■ **Given data**:

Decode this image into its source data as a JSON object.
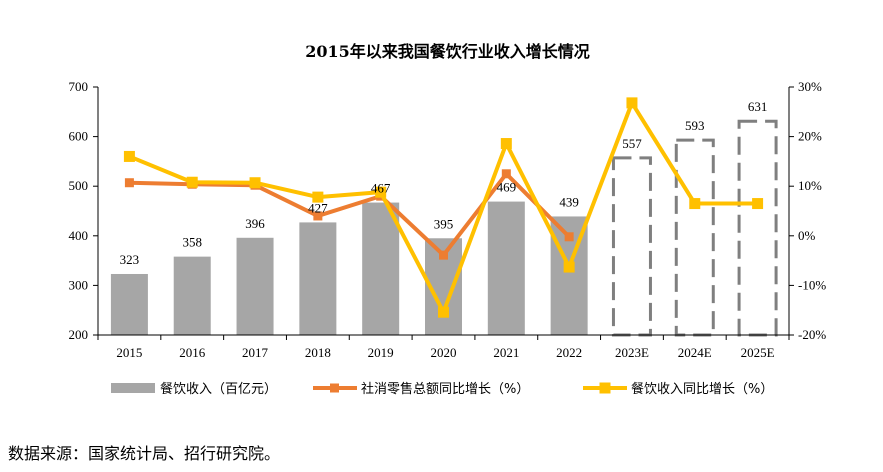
{
  "chart_data": {
    "type": "bar",
    "title": "2015年以来我国餐饮行业收入增长情况",
    "categories": [
      "2015",
      "2016",
      "2017",
      "2018",
      "2019",
      "2020",
      "2021",
      "2022",
      "2023E",
      "2024E",
      "2025E"
    ],
    "y_left": {
      "ylim": [
        200,
        700
      ],
      "ticks": [
        200,
        300,
        400,
        500,
        600,
        700
      ]
    },
    "y_right": {
      "ylim": [
        -20,
        30
      ],
      "ticks": [
        "-20%",
        "-10%",
        "0%",
        "10%",
        "20%",
        "30%"
      ]
    },
    "series": [
      {
        "name": "餐饮收入（百亿元）",
        "type": "bar",
        "axis": "left",
        "color": "#a6a6a6",
        "values": [
          323,
          358,
          396,
          427,
          467,
          395,
          469,
          439,
          557,
          593,
          631
        ],
        "estimated_style": "dashed-outline",
        "estimated_from_index": 8
      },
      {
        "name": "社消零售总额同比增长（%）",
        "type": "line",
        "axis": "right",
        "color": "#ed7d31",
        "values": [
          10.7,
          10.4,
          10.2,
          4.0,
          8.0,
          -3.9,
          12.5,
          -0.2,
          null,
          null,
          null
        ]
      },
      {
        "name": "餐饮收入同比增长（%）",
        "type": "line",
        "axis": "right",
        "color": "#ffc000",
        "values": [
          16.0,
          10.8,
          10.7,
          7.8,
          8.8,
          -15.4,
          18.6,
          -6.3,
          26.8,
          6.5,
          6.5
        ]
      }
    ],
    "legend_position": "bottom",
    "grid": false
  },
  "source_text": "数据来源：国家统计局、招行研究院。"
}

■ **Objective**: Quote the data above in full and without alteration; skip the pictures.

■ **Exercise solution**:
Decode this image into its source data as a JSON object.
{
  "chart_data": {
    "type": "bar",
    "title": "2015年以来我国餐饮行业收入增长情况",
    "categories": [
      "2015",
      "2016",
      "2017",
      "2018",
      "2019",
      "2020",
      "2021",
      "2022",
      "2023E",
      "2024E",
      "2025E"
    ],
    "y_left": {
      "ylim": [
        200,
        700
      ],
      "ticks": [
        200,
        300,
        400,
        500,
        600,
        700
      ]
    },
    "y_right": {
      "ylim": [
        -20,
        30
      ],
      "ticks": [
        "-20%",
        "-10%",
        "0%",
        "10%",
        "20%",
        "30%"
      ]
    },
    "series": [
      {
        "name": "餐饮收入（百亿元）",
        "type": "bar",
        "axis": "left",
        "color": "#a6a6a6",
        "values": [
          323,
          358,
          396,
          427,
          467,
          395,
          469,
          439,
          557,
          593,
          631
        ],
        "estimated_style": "dashed-outline",
        "estimated_from_index": 8
      },
      {
        "name": "社消零售总额同比增长（%）",
        "type": "line",
        "axis": "right",
        "color": "#ed7d31",
        "values": [
          10.7,
          10.4,
          10.2,
          4.0,
          8.0,
          -3.9,
          12.5,
          -0.2,
          null,
          null,
          null
        ]
      },
      {
        "name": "餐饮收入同比增长（%）",
        "type": "line",
        "axis": "right",
        "color": "#ffc000",
        "values": [
          16.0,
          10.8,
          10.7,
          7.8,
          8.8,
          -15.4,
          18.6,
          -6.3,
          26.8,
          6.5,
          6.5
        ]
      }
    ],
    "legend_position": "bottom",
    "grid": false
  },
  "source_text": "数据来源：国家统计局、招行研究院。"
}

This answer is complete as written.